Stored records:
########

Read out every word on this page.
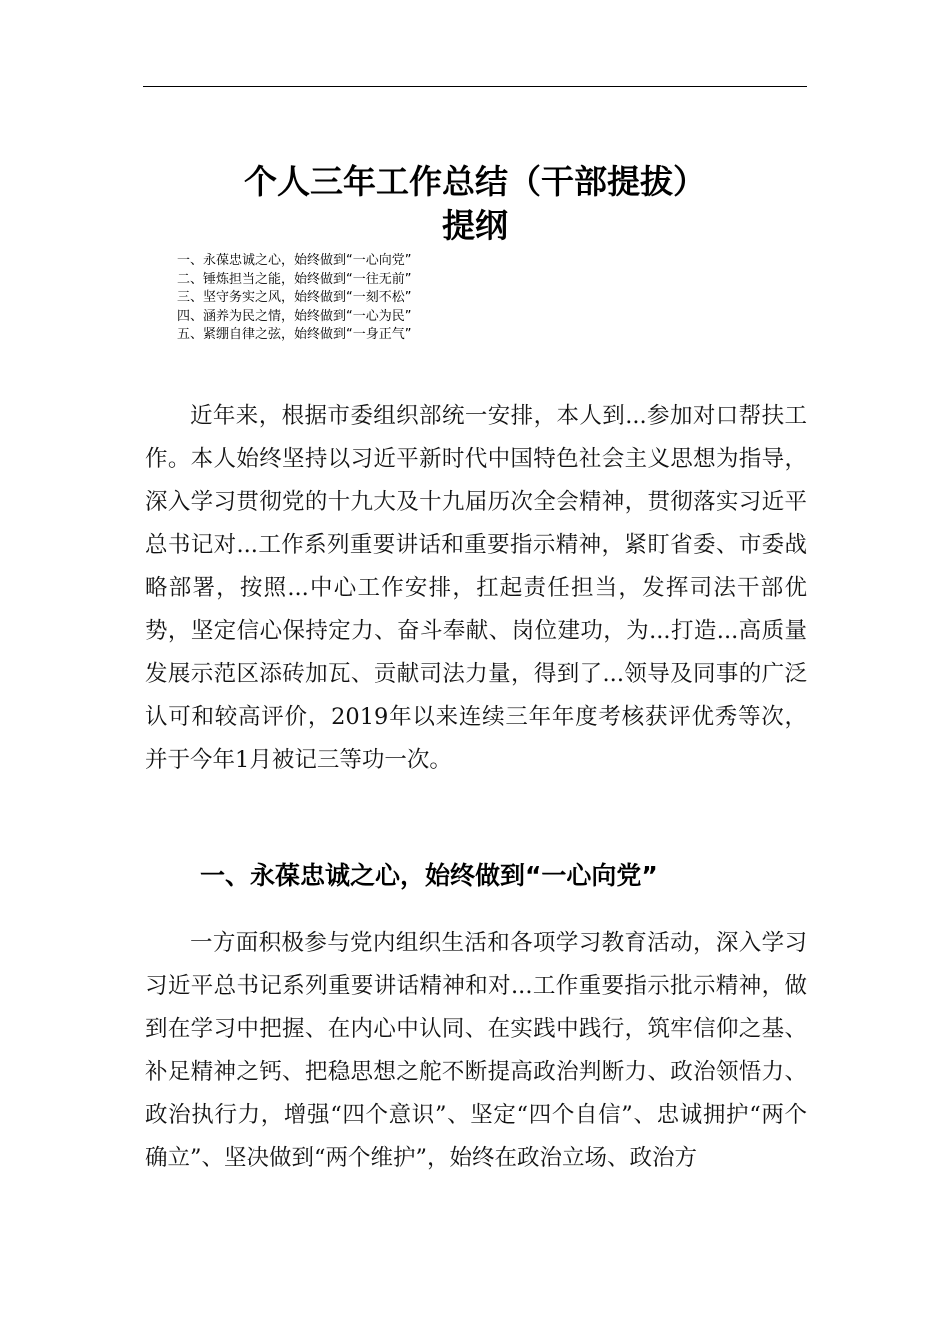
个人三年工作总结（干部提拔）
提纲
一、永葆忠诚之心，始终做到“一心向党”
二、锤炼担当之能，始终做到“一往无前”
三、坚守务实之风，始终做到“一刻不松”
四、涵养为民之情，始终做到“一心为民”
五、紧绷自律之弦，始终做到“一身正气”

近年来，根据市委组织部统一安排，本人到...参加对口帮扶工作。本人始终坚持以习近平新时代中国特色社会主义思想为指导，深入学习贯彻党的十九大及十九届历次全会精神，贯彻落实习近平总书记对...工作系列重要讲话和重要指示精神，紧盯省委、市委战略部署，按照...中心工作安排，扛起责任担当，发挥司法干部优势，坚定信心保持定力、奋斗奉献、岗位建功，为...打造...高质量发展示范区添砖加瓦、贡献司法力量，得到了...领导及同事的广泛认可和较高评价，2019年以来连续三年年度考核获评优秀等次，并于今年1月被记三等功一次。

一、永葆忠诚之心，始终做到“一心向党”

一方面积极参与党内组织生活和各项学习教育活动，深入学习习近平总书记系列重要讲话精神和对...工作重要指示批示精神，做到在学习中把握、在内心中认同、在实践中践行，筑牢信仰之基、补足精神之钙、把稳思想之舵不断提高政治判断力、政治领悟力、政治执行力，增强“四个意识”、坚定“四个自信”、忠诚拥护“两个确立”、坚决做到“两个维护”，始终在政治立场、政治方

########

Exercise: Transcribe all of the records above character for character. Exclude the pictures.

Written answer:
Read out every word on this page.
个人三年工作总结（干部提拔）
提纲
一、永葆忠诚之心，始终做到“一心向党”
二、锤炼担当之能，始终做到“一往无前”
三、坚守务实之风，始终做到“一刻不松”
四、涵养为民之情，始终做到“一心为民”
五、紧绷自律之弦，始终做到“一身正气”

近年来，根据市委组织部统一安排，本人到...参加对口帮扶工作。本人始终坚持以习近平新时代中国特色社会主义思想为指导，深入学习贯彻党的十九大及十九届历次全会精神，贯彻落实习近平总书记对...工作系列重要讲话和重要指示精神，紧盯省委、市委战略部署，按照...中心工作安排，扛起责任担当，发挥司法干部优势，坚定信心保持定力、奋斗奉献、岗位建功，为...打造...高质量发展示范区添砖加瓦、贡献司法力量，得到了...领导及同事的广泛认可和较高评价，2019年以来连续三年年度考核获评优秀等次，并于今年1月被记三等功一次。

一、永葆忠诚之心，始终做到“一心向党”

一方面积极参与党内组织生活和各项学习教育活动，深入学习习近平总书记系列重要讲话精神和对...工作重要指示批示精神，做到在学习中把握、在内心中认同、在实践中践行，筑牢信仰之基、补足精神之钙、把稳思想之舵不断提高政治判断力、政治领悟力、政治执行力，增强“四个意识”、坚定“四个自信”、忠诚拥护“两个确立”、坚决做到“两个维护”，始终在政治立场、政治方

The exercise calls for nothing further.